◆ **TASK INSTRUCTIONS**:
Pick out each line of the records in which the word "name" appears.

◆ **EXTRACTED MATERIAL**:
══════════════════════════════

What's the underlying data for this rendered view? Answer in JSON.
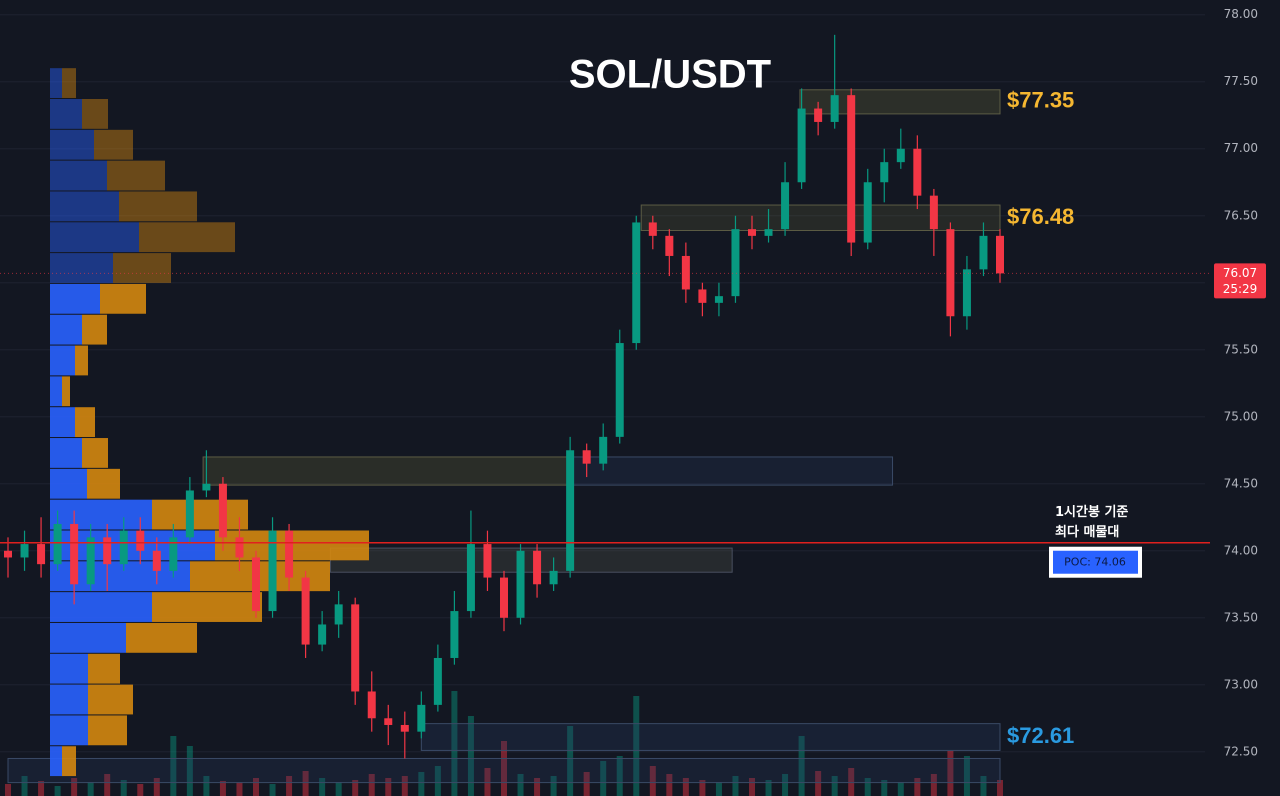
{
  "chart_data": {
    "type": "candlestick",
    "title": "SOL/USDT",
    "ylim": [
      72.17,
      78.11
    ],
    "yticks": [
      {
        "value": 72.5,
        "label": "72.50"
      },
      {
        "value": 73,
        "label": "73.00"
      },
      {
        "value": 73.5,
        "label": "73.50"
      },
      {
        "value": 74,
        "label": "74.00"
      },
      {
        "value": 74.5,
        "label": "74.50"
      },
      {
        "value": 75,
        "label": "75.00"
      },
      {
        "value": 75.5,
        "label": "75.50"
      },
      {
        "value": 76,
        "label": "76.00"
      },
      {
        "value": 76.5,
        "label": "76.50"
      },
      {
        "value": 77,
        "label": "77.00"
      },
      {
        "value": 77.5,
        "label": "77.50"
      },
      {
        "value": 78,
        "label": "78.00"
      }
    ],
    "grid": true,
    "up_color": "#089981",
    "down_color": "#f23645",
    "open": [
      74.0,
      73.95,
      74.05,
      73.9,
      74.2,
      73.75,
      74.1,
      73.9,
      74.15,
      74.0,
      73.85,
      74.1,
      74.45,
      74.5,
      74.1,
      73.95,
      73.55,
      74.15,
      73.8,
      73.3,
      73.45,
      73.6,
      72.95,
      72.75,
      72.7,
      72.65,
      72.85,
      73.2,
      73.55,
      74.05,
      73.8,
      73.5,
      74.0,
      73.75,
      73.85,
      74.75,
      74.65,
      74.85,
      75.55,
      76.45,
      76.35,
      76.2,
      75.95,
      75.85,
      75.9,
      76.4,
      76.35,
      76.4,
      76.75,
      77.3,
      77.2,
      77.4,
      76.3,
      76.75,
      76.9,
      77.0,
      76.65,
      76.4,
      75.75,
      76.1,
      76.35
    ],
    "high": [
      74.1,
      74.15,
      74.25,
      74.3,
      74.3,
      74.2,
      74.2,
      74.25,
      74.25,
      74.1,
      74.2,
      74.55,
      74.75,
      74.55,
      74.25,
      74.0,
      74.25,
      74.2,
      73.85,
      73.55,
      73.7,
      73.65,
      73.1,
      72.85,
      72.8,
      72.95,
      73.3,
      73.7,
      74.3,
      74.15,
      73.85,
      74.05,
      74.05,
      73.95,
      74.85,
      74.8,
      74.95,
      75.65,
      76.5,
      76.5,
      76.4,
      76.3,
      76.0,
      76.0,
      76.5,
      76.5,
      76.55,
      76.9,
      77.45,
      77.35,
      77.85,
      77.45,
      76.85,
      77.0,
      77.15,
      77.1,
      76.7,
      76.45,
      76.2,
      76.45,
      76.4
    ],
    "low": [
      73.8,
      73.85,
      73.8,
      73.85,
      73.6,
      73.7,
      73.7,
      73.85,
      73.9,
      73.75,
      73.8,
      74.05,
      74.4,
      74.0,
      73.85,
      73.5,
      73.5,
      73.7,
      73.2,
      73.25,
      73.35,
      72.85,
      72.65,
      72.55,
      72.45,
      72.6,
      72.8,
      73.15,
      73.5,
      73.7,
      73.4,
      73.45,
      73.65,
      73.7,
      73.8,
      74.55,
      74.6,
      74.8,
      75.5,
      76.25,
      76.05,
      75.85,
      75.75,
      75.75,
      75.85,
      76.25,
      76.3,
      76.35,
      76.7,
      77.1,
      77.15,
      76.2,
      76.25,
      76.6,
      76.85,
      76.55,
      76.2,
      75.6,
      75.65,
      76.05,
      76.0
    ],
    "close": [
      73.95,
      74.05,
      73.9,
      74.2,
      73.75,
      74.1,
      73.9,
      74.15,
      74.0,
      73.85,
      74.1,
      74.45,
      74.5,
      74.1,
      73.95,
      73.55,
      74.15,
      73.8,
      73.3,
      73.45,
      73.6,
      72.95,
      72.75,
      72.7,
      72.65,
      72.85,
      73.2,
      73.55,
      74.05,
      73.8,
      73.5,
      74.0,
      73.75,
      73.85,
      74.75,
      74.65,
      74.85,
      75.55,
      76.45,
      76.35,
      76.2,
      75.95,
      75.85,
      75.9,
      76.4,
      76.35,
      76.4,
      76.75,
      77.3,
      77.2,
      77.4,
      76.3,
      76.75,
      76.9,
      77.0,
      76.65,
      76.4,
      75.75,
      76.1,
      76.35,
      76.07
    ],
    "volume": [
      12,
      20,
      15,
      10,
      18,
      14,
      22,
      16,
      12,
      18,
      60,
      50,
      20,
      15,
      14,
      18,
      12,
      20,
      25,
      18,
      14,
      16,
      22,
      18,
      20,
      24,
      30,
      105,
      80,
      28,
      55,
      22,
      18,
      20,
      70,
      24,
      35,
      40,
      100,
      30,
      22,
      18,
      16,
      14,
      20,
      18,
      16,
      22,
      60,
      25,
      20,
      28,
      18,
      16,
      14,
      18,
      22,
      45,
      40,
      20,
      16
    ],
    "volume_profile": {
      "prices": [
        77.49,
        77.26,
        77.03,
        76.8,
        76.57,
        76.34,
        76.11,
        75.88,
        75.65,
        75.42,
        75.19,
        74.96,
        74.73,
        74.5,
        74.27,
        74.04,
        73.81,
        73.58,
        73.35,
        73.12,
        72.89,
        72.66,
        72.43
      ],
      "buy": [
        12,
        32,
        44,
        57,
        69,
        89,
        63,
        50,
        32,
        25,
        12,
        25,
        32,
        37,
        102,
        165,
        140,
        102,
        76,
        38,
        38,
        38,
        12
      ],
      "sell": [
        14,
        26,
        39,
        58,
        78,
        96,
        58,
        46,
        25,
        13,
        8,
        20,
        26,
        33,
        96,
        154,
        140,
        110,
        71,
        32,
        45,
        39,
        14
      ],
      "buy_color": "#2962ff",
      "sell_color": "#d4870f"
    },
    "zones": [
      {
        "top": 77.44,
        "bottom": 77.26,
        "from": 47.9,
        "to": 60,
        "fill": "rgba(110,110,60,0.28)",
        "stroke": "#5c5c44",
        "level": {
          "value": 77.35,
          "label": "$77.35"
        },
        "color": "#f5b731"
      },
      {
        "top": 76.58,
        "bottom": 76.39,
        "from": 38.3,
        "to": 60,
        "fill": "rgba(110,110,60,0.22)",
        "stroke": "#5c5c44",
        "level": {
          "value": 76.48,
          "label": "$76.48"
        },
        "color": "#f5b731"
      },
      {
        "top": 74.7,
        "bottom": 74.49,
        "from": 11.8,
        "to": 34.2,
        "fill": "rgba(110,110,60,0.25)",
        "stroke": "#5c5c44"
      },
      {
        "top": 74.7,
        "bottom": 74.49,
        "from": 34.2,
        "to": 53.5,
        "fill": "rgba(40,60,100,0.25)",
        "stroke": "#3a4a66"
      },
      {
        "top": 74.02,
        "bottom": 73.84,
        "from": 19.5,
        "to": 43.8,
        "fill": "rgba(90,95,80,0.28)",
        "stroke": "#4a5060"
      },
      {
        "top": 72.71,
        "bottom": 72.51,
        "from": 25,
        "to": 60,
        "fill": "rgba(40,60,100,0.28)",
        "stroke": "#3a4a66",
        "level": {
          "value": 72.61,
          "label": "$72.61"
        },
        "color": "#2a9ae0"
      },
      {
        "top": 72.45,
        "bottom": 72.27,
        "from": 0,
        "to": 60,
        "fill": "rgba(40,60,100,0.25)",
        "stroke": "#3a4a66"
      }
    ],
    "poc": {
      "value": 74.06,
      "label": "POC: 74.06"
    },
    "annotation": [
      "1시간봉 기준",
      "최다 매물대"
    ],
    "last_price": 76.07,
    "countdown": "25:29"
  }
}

══════════════════════════════

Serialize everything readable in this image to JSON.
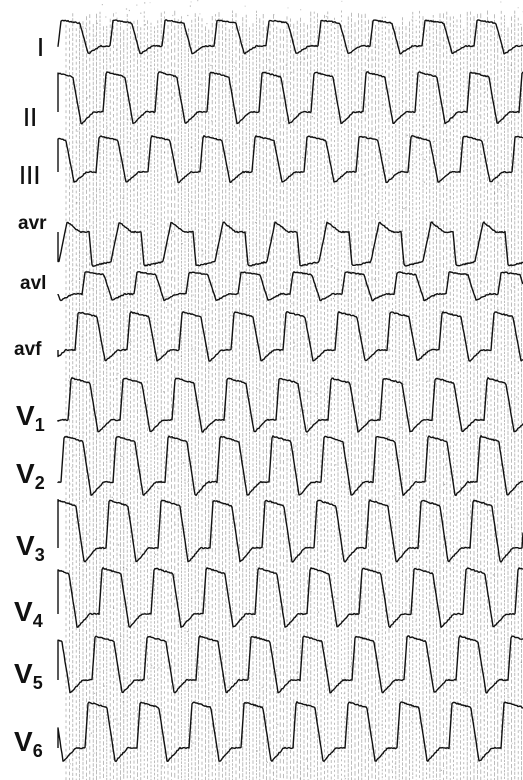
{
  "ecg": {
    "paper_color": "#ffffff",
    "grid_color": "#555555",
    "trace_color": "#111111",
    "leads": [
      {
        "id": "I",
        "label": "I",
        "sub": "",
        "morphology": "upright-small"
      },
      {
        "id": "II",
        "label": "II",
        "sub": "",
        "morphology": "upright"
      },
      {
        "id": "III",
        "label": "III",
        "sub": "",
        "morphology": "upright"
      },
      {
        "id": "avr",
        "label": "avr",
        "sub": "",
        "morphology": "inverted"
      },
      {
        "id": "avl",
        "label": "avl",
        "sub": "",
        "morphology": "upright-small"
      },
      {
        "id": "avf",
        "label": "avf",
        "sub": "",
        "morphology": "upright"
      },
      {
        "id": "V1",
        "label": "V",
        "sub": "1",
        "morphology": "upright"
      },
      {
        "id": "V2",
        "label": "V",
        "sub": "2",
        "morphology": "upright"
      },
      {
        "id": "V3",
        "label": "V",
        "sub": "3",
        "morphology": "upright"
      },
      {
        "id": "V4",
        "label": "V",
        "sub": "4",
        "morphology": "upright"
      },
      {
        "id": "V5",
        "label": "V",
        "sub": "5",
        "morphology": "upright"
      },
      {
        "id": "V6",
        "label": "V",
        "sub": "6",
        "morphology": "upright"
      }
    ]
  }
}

══════════════════════════════

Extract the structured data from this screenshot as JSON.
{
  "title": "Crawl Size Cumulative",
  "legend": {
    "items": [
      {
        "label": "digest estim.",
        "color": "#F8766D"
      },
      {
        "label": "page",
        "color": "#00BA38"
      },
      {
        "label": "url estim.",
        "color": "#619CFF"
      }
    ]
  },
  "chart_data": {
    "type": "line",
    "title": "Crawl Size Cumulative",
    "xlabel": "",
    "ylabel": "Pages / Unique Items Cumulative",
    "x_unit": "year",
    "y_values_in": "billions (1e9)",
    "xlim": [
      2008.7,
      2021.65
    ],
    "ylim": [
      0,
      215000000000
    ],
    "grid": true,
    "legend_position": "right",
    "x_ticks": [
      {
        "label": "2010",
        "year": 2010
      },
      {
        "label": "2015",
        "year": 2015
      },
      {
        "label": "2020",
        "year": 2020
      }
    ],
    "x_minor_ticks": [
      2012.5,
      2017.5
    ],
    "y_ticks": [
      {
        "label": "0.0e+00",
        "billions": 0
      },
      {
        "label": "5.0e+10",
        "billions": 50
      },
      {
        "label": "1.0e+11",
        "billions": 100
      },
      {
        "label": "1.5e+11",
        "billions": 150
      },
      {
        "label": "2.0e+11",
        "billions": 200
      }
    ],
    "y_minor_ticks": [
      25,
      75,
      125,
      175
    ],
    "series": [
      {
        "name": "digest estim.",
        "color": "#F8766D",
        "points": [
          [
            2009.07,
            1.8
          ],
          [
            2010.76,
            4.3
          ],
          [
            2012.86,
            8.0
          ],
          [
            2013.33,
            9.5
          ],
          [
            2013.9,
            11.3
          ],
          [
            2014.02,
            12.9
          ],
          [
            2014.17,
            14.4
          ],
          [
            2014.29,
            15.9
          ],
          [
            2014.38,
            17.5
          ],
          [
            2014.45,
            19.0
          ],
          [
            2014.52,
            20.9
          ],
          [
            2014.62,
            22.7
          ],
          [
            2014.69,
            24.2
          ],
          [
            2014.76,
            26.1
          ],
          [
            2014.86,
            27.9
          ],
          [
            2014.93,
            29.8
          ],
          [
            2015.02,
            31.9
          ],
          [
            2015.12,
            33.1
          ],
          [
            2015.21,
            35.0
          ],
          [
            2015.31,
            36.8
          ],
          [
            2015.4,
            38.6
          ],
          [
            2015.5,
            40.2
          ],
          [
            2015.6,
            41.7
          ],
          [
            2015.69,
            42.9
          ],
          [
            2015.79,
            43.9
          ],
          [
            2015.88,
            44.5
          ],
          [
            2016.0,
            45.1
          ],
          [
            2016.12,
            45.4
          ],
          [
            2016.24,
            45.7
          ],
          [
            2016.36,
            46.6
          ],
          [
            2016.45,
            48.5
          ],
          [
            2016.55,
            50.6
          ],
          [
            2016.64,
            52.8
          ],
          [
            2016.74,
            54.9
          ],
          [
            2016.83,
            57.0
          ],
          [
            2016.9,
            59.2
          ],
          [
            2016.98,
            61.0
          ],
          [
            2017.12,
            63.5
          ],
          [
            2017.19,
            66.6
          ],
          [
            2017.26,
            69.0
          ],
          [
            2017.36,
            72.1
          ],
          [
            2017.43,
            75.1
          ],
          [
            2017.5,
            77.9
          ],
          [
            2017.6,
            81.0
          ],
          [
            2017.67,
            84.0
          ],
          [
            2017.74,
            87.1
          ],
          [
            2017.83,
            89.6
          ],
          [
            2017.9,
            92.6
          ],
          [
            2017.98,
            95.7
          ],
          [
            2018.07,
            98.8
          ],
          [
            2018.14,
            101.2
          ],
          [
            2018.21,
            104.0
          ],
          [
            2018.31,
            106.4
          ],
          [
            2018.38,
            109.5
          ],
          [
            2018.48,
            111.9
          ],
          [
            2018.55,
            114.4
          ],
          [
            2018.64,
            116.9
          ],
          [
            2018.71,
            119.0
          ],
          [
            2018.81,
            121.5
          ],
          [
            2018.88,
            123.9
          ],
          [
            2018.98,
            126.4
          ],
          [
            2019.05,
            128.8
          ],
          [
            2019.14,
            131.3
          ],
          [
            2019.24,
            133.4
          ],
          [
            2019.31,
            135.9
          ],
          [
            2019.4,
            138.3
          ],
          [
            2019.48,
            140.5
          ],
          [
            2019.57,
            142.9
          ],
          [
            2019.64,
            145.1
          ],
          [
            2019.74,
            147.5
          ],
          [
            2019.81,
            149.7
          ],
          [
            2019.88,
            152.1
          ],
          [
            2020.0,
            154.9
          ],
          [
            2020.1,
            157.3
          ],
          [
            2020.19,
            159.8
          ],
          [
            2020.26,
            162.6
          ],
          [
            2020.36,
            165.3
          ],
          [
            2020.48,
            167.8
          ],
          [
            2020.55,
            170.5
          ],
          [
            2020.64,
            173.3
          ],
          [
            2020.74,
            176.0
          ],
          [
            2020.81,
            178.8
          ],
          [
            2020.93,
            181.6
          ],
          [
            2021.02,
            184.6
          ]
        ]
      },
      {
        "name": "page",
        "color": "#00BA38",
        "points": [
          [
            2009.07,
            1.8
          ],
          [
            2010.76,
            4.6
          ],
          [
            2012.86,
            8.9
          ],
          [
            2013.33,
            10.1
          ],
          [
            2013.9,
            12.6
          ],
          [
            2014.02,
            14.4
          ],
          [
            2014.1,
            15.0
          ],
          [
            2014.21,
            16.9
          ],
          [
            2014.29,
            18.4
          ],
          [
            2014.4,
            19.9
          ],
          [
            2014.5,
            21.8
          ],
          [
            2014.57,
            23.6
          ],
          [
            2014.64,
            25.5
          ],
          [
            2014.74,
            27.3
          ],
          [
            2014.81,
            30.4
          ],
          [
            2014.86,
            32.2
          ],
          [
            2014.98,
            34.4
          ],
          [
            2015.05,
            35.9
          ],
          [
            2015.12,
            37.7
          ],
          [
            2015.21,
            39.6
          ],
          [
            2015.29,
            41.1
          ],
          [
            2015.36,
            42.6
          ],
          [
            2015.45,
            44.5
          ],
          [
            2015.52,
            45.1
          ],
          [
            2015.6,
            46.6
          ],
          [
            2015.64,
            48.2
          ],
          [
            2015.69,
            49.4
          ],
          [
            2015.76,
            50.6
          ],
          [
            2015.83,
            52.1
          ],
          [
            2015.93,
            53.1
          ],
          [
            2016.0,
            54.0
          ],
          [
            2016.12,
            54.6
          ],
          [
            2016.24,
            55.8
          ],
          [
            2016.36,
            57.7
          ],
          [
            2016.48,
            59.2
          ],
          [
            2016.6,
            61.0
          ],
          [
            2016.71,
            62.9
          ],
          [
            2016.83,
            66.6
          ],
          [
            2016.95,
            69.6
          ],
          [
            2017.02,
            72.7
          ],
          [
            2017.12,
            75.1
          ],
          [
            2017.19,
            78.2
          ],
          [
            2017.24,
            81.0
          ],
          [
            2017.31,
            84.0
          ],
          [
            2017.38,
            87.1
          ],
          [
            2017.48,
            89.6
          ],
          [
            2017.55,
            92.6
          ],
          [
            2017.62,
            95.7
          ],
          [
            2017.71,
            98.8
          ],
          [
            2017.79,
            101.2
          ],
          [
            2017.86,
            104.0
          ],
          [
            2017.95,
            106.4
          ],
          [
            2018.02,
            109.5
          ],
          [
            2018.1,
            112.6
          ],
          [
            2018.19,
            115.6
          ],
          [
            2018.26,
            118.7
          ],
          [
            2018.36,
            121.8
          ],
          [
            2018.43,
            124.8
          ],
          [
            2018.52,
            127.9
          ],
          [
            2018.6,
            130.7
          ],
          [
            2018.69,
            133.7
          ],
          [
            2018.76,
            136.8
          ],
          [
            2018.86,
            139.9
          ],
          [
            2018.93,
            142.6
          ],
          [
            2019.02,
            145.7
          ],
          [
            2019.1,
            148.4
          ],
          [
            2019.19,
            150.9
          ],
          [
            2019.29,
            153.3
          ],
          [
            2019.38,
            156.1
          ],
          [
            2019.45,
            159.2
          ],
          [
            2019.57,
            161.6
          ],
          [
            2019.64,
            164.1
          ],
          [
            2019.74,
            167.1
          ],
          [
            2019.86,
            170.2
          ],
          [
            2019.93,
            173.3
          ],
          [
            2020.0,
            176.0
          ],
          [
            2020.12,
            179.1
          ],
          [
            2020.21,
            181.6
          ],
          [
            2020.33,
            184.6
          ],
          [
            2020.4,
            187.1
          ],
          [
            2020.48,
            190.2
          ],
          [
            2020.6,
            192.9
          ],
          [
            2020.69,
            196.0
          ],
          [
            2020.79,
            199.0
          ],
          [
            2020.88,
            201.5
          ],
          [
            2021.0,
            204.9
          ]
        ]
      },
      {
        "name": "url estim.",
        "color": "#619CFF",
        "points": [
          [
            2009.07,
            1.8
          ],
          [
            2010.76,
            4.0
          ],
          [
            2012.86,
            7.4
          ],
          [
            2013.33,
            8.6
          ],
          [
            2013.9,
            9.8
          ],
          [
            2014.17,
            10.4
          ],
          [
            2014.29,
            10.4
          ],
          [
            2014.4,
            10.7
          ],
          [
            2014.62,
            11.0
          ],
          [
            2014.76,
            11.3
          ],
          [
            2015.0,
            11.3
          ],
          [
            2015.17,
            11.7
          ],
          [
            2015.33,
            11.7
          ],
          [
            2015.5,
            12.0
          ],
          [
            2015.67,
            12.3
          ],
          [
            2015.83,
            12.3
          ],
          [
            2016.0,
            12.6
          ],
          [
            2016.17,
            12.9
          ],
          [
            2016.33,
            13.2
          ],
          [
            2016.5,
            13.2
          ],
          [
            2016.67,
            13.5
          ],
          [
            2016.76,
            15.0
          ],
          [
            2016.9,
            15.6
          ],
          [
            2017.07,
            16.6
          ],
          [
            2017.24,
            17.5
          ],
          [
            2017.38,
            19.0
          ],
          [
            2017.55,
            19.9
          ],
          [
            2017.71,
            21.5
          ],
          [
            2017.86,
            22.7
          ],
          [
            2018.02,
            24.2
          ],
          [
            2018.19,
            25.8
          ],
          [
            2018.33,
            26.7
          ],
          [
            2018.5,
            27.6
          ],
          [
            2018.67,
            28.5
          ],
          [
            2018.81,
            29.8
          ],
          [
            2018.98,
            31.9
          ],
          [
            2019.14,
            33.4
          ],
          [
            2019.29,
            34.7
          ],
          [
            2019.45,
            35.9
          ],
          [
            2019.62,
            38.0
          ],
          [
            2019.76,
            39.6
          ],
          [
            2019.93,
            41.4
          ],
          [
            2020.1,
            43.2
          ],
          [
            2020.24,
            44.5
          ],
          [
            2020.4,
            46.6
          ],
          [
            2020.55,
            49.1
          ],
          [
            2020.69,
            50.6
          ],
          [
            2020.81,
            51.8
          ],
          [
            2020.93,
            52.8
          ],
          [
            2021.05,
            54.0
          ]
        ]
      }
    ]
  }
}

══════════════════════════════

◆ **EXPECTED ANSWER**:
        "name": "digest estim.",
        "name": "page",
        "name": "url estim.",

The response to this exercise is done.